(Extracts from a graphics dataset)
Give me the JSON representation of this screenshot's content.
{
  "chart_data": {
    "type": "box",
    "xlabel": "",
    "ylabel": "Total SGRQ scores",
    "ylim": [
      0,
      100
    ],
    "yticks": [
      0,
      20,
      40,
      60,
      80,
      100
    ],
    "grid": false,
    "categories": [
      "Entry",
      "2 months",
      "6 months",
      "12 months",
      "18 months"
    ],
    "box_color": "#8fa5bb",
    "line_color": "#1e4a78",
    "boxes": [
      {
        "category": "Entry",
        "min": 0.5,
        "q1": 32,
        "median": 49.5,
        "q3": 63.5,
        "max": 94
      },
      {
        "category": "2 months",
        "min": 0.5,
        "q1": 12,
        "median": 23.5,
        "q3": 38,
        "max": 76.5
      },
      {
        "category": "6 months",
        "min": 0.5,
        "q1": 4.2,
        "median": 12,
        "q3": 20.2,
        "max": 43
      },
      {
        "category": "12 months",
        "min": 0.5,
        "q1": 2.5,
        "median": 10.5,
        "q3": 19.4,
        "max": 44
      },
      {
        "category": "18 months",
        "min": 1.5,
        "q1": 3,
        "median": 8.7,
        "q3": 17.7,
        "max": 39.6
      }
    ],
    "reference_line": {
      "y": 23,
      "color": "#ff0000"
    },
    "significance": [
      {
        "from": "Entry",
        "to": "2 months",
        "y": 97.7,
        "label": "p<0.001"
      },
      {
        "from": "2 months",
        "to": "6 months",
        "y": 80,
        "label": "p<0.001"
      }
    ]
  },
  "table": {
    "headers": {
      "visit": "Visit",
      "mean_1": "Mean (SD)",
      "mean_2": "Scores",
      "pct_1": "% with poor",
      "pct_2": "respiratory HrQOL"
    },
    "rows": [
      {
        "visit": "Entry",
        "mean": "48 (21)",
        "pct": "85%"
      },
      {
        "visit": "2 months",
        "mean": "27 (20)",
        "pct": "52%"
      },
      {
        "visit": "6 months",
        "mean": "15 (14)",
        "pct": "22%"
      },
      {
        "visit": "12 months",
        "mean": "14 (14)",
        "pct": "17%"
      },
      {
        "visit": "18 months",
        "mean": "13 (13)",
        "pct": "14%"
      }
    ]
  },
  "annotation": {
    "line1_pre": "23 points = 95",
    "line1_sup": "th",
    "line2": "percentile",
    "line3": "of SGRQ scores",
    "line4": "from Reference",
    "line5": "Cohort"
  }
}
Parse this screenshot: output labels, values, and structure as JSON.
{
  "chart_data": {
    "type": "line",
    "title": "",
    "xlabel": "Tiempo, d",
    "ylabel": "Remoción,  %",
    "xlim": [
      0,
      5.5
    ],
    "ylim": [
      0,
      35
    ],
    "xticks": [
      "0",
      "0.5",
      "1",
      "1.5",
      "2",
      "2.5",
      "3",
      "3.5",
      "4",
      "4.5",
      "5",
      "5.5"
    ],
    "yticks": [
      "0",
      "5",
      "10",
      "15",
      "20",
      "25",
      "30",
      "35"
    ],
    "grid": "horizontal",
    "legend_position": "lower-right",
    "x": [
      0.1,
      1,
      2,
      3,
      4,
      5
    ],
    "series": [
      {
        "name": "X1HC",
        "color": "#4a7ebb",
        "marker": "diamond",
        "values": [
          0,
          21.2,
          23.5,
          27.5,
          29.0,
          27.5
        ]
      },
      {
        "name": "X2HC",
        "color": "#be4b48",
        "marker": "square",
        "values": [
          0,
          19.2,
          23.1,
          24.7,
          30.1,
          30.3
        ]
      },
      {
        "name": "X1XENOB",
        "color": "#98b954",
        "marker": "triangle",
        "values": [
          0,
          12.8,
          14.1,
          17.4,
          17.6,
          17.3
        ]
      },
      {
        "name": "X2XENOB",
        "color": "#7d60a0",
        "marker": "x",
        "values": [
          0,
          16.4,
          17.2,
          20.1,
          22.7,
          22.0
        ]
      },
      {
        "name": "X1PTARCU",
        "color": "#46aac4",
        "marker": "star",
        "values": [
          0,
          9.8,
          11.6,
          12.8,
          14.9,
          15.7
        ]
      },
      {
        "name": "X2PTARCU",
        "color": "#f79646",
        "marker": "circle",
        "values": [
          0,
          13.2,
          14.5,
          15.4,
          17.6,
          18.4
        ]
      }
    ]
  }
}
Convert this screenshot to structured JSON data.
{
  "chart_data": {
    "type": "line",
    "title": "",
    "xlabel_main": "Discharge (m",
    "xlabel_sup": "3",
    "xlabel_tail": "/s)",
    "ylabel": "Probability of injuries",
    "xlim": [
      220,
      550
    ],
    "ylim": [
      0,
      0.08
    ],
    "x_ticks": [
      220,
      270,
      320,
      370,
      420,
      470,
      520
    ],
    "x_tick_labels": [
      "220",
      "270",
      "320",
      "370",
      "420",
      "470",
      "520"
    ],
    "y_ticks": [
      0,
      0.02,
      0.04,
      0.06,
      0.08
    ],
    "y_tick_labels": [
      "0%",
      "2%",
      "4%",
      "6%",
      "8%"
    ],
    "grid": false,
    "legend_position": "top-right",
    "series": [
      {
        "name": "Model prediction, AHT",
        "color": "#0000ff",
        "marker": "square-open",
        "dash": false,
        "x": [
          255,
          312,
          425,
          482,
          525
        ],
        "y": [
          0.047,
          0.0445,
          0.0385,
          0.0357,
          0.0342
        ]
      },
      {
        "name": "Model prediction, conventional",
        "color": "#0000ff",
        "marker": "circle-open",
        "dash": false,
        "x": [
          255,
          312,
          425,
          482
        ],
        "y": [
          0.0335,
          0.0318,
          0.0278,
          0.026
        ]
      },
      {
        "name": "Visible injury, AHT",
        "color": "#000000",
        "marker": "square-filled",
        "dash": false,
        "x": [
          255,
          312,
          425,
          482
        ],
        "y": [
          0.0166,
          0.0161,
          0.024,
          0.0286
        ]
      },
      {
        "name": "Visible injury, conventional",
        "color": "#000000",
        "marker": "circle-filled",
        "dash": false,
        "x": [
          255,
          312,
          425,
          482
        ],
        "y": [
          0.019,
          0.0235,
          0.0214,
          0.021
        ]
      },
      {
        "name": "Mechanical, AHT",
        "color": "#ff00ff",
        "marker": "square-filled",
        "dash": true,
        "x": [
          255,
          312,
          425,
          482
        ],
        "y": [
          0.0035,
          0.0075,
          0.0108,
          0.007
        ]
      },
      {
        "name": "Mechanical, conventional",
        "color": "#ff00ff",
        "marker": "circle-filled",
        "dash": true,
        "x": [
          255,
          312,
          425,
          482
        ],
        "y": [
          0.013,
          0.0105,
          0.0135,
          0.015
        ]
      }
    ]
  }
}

* WHAT IS REQUIRED *
Return the lines of the records that include the string "injury".

* SOLUTION TO THE PROBLEM *
        "name": "Visible injury, AHT",
        "name": "Visible injury, conventional",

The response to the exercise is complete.